The input
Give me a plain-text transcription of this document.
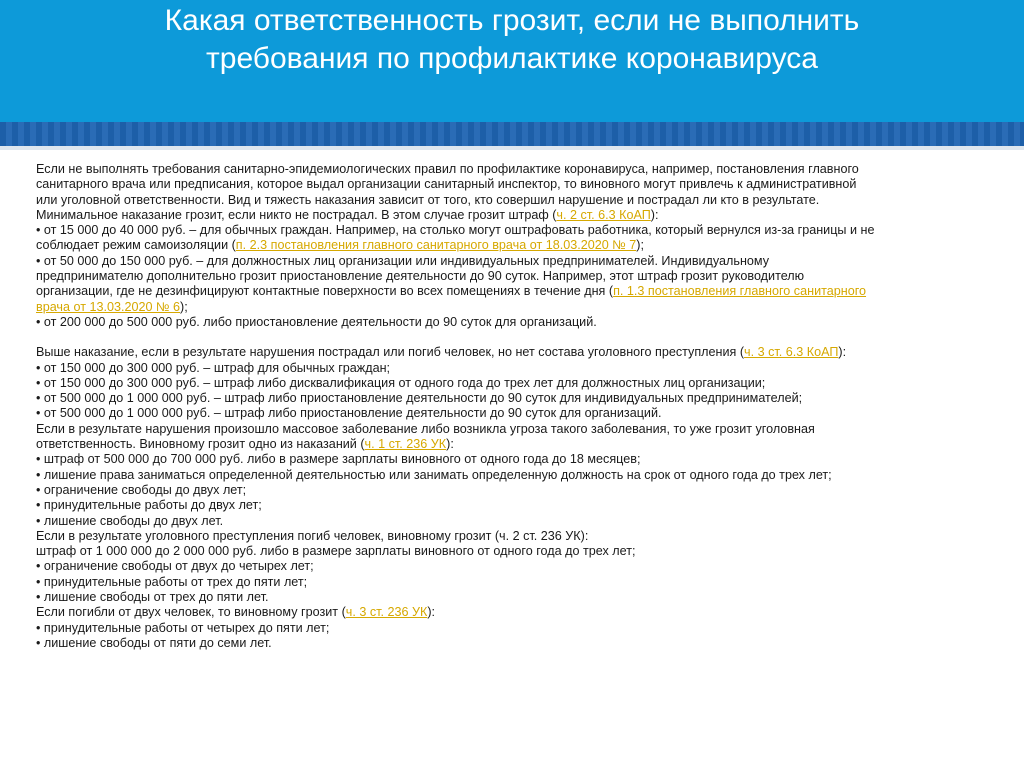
Какая ответственность грозит, если не выполнить
требования по профилактике коронавируса
Если не выполнять требования санитарно-эпидемиологических правил по профилактике коронавируса, например, постановления главного
санитарного врача или предписания, которое выдал организации санитарный инспектор, то виновного могут привлечь к административной
или уголовной ответственности. Вид и тяжесть наказания зависит от того, кто совершил нарушение и пострадал ли кто в результате.
Минимальное наказание грозит, если никто не пострадал. В этом случае грозит штраф (ч. 2 ст. 6.3 КоАП):
• от 15 000 до 40 000 руб. – для обычных граждан. Например, на столько могут оштрафовать работника, который вернулся из-за границы и не
соблюдает режим самоизоляции (п. 2.3 постановления главного санитарного врача от 18.03.2020 № 7);
• от 50 000 до 150 000 руб. – для должностных лиц организации или индивидуальных предпринимателей. Индивидуальному
предпринимателю дополнительно грозит приостановление деятельности до 90 суток. Например, этот штраф грозит руководителю
организации, где не дезинфицируют контактные поверхности во всех помещениях в течение дня (п. 1.3 постановления главного санитарного
врача от 13.03.2020 № 6);
• от 200 000 до 500 000 руб. либо приостановление деятельности до 90 суток для организаций.
Выше наказание, если в результате нарушения пострадал или погиб человек, но нет состава уголовного преступления (ч. 3 ст. 6.3 КоАП):
• от 150 000 до 300 000 руб. – штраф для обычных граждан;
• от 150 000 до 300 000 руб. – штраф либо дисквалификация от одного года до трех лет для должностных лиц организации;
• от 500 000 до 1 000 000 руб. – штраф либо приостановление деятельности до 90 суток для индивидуальных предпринимателей;
• от 500 000 до 1 000 000 руб. – штраф либо приостановление деятельности до 90 суток для организаций.
Если в результате нарушения произошло массовое заболевание либо возникла угроза такого заболевания, то уже грозит уголовная
ответственность. Виновному грозит одно из наказаний (ч. 1 ст. 236 УК):
• штраф от 500 000 до 700 000 руб. либо в размере зарплаты виновного от одного года до 18 месяцев;
• лишение права заниматься определенной деятельностью или занимать определенную должность на срок от одного года до трех лет;
• ограничение свободы до двух лет;
• принудительные работы до двух лет;
• лишение свободы до двух лет.
Если в результате уголовного преступления погиб человек, виновному грозит (ч. 2 ст. 236 УК):
штраф от 1 000 000 до 2 000 000 руб. либо в размере зарплаты виновного от одного года до трех лет;
• ограничение свободы от двух до четырех лет;
• принудительные работы от трех до пяти лет;
• лишение свободы от трех до пяти лет.
Если погибли от двух человек, то виновному грозит (ч. 3 ст. 236 УК):
• принудительные работы от четырех до пяти лет;
• лишение свободы от пяти до семи лет.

Direction
Transcribe all the lines above exactly, apart from the pictures.

Result for this exercise
Give me a plain-text transcription of this document.
Какая ответственность грозит, если не выполнить
требования по профилактике коронавируса
Если не выполнять требования санитарно-эпидемиологических правил по профилактике коронавируса, например, постановления главного
санитарного врача или предписания, которое выдал организации санитарный инспектор, то виновного могут привлечь к административной
или уголовной ответственности. Вид и тяжесть наказания зависит от того, кто совершил нарушение и пострадал ли кто в результате.
Минимальное наказание грозит, если никто не пострадал. В этом случае грозит штраф (ч. 2 ст. 6.3 КоАП):
• от 15 000 до 40 000 руб. – для обычных граждан. Например, на столько могут оштрафовать работника, который вернулся из-за границы и не
соблюдает режим самоизоляции (п. 2.3 постановления главного санитарного врача от 18.03.2020 № 7);
• от 50 000 до 150 000 руб. – для должностных лиц организации или индивидуальных предпринимателей. Индивидуальному
предпринимателю дополнительно грозит приостановление деятельности до 90 суток. Например, этот штраф грозит руководителю
организации, где не дезинфицируют контактные поверхности во всех помещениях в течение дня (п. 1.3 постановления главного санитарного
врача от 13.03.2020 № 6);
• от 200 000 до 500 000 руб. либо приостановление деятельности до 90 суток для организаций.
Выше наказание, если в результате нарушения пострадал или погиб человек, но нет состава уголовного преступления (ч. 3 ст. 6.3 КоАП):
• от 150 000 до 300 000 руб. – штраф для обычных граждан;
• от 150 000 до 300 000 руб. – штраф либо дисквалификация от одного года до трех лет для должностных лиц организации;
• от 500 000 до 1 000 000 руб. – штраф либо приостановление деятельности до 90 суток для индивидуальных предпринимателей;
• от 500 000 до 1 000 000 руб. – штраф либо приостановление деятельности до 90 суток для организаций.
Если в результате нарушения произошло массовое заболевание либо возникла угроза такого заболевания, то уже грозит уголовная
ответственность. Виновному грозит одно из наказаний (ч. 1 ст. 236 УК):
• штраф от 500 000 до 700 000 руб. либо в размере зарплаты виновного от одного года до 18 месяцев;
• лишение права заниматься определенной деятельностью или занимать определенную должность на срок от одного года до трех лет;
• ограничение свободы до двух лет;
• принудительные работы до двух лет;
• лишение свободы до двух лет.
Если в результате уголовного преступления погиб человек, виновному грозит (ч. 2 ст. 236 УК):
штраф от 1 000 000 до 2 000 000 руб. либо в размере зарплаты виновного от одного года до трех лет;
• ограничение свободы от двух до четырех лет;
• принудительные работы от трех до пяти лет;
• лишение свободы от трех до пяти лет.
Если погибли от двух человек, то виновному грозит (ч. 3 ст. 236 УК):
• принудительные работы от четырех до пяти лет;
• лишение свободы от пяти до семи лет.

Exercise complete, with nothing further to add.